((
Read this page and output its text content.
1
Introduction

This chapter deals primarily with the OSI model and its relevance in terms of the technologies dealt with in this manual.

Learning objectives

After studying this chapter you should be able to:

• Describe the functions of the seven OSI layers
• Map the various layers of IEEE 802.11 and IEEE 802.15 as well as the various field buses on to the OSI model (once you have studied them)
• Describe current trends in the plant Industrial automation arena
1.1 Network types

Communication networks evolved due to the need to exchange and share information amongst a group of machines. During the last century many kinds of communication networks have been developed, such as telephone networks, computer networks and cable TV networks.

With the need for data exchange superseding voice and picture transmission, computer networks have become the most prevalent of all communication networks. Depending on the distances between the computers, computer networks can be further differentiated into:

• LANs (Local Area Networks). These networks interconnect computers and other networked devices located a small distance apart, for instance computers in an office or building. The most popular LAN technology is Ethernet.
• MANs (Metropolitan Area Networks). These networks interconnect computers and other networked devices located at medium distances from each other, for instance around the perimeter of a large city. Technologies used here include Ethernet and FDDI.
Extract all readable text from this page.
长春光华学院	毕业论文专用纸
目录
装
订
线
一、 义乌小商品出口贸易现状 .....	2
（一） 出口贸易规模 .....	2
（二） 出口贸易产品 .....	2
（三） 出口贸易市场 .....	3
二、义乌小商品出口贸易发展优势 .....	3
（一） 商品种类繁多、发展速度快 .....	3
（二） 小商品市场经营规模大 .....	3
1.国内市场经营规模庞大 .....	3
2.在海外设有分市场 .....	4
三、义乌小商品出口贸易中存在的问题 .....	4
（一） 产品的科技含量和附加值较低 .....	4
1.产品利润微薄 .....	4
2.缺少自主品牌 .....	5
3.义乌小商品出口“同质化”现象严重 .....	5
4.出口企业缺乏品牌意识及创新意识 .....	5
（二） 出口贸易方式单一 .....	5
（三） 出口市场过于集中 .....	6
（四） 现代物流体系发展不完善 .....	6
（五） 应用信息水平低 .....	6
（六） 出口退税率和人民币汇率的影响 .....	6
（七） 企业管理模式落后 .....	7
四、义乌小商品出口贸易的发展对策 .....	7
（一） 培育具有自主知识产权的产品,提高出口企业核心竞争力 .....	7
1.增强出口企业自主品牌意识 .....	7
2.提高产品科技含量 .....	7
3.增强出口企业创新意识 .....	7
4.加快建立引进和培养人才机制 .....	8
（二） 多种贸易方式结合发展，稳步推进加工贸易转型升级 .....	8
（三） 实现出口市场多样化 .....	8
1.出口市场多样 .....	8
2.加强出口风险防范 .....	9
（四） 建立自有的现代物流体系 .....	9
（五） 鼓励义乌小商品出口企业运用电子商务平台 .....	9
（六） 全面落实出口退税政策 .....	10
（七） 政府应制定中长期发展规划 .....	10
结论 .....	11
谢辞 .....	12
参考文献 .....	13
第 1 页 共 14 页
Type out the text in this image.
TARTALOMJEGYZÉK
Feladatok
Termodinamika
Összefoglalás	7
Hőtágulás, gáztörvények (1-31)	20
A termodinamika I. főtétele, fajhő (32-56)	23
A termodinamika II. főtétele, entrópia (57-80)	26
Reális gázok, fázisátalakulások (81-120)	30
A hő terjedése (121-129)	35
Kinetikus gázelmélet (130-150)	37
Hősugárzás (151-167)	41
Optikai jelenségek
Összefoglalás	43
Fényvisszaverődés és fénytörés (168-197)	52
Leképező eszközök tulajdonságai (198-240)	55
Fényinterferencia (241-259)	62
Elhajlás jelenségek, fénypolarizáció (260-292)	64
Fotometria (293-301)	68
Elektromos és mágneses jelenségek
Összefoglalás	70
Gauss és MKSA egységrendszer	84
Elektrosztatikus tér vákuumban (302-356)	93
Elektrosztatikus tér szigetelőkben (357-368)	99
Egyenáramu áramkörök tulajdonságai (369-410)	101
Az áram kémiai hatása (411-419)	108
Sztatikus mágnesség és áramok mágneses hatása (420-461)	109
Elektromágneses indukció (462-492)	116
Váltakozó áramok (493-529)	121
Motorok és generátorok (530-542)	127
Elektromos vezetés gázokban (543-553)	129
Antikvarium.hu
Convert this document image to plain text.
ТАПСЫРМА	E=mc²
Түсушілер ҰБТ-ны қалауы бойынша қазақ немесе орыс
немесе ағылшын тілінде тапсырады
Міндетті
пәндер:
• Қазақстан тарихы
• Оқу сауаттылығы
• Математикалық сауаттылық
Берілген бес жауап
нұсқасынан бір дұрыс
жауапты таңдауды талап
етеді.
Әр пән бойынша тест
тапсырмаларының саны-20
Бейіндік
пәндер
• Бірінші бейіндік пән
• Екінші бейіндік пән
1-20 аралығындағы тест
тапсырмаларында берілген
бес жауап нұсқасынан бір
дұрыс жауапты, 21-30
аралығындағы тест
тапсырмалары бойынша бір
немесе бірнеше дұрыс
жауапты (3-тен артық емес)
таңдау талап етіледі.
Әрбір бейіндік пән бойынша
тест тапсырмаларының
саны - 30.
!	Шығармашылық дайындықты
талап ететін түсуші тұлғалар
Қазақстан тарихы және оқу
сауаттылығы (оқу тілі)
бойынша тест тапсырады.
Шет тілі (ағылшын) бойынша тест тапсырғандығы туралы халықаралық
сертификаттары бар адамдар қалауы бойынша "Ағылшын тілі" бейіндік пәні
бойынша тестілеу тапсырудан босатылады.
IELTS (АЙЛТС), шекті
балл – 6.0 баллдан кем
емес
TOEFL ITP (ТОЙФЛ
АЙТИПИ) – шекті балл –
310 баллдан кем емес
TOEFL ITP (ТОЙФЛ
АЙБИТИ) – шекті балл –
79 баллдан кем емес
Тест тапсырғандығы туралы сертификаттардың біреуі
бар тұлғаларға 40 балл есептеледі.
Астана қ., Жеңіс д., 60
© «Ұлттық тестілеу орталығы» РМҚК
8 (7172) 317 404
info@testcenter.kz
))
What you should do:
Identify all lines where the word "нұсқасынан" shows up. Copy them.

Exercise answer:
нұсқасынан бір дұрыс
бес жауап нұсқасынан бір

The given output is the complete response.